─── Dataset records

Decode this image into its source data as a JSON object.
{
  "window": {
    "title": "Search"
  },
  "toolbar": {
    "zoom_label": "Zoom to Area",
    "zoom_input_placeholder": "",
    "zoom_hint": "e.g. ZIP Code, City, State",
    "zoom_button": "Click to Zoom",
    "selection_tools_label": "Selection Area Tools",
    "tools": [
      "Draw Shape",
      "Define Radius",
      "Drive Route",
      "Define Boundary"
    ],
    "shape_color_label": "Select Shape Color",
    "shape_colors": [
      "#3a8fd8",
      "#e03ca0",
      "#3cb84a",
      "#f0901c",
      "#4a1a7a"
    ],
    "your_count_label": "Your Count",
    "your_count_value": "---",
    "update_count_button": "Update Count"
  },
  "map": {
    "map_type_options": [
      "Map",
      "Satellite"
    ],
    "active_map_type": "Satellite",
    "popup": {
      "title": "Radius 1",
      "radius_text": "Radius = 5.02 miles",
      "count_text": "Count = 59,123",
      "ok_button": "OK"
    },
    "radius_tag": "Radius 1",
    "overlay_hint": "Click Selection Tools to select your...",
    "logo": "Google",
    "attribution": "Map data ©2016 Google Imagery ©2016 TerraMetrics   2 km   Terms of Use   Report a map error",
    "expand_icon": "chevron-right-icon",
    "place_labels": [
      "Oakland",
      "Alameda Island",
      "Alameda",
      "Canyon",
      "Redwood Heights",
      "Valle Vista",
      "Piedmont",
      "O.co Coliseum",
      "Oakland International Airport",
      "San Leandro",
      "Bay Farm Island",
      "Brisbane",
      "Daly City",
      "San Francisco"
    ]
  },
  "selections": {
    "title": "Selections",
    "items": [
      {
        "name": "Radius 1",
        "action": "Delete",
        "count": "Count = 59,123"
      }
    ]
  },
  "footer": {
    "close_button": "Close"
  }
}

──────

Your task is to repeat each line of the material exactly.

● **Response to the task**:
Decode this image into its source data as a JSON object.
{
  "window": {
    "title": "Search"
  },
  "toolbar": {
    "zoom_label": "Zoom to Area",
    "zoom_input_placeholder": "",
    "zoom_hint": "e.g. ZIP Code, City, State",
    "zoom_button": "Click to Zoom",
    "selection_tools_label": "Selection Area Tools",
    "tools": [
      "Draw Shape",
      "Define Radius",
      "Drive Route",
      "Define Boundary"
    ],
    "shape_color_label": "Select Shape Color",
    "shape_colors": [
      "#3a8fd8",
      "#e03ca0",
      "#3cb84a",
      "#f0901c",
      "#4a1a7a"
    ],
    "your_count_label": "Your Count",
    "your_count_value": "---",
    "update_count_button": "Update Count"
  },
  "map": {
    "map_type_options": [
      "Map",
      "Satellite"
    ],
    "active_map_type": "Satellite",
    "popup": {
      "title": "Radius 1",
      "radius_text": "Radius = 5.02 miles",
      "count_text": "Count = 59,123",
      "ok_button": "OK"
    },
    "radius_tag": "Radius 1",
    "overlay_hint": "Click Selection Tools to select your...",
    "logo": "Google",
    "attribution": "Map data ©2016 Google Imagery ©2016 TerraMetrics   2 km   Terms of Use   Report a map error",
    "expand_icon": "chevron-right-icon",
    "place_labels": [
      "Oakland",
      "Alameda Island",
      "Alameda",
      "Canyon",
      "Redwood Heights",
      "Valle Vista",
      "Piedmont",
      "O.co Coliseum",
      "Oakland International Airport",
      "San Leandro",
      "Bay Farm Island",
      "Brisbane",
      "Daly City",
      "San Francisco"
    ]
  },
  "selections": {
    "title": "Selections",
    "items": [
      {
        "name": "Radius 1",
        "action": "Delete",
        "count": "Count = 59,123"
      }
    ]
  },
  "footer": {
    "close_button": "Close"
  }
}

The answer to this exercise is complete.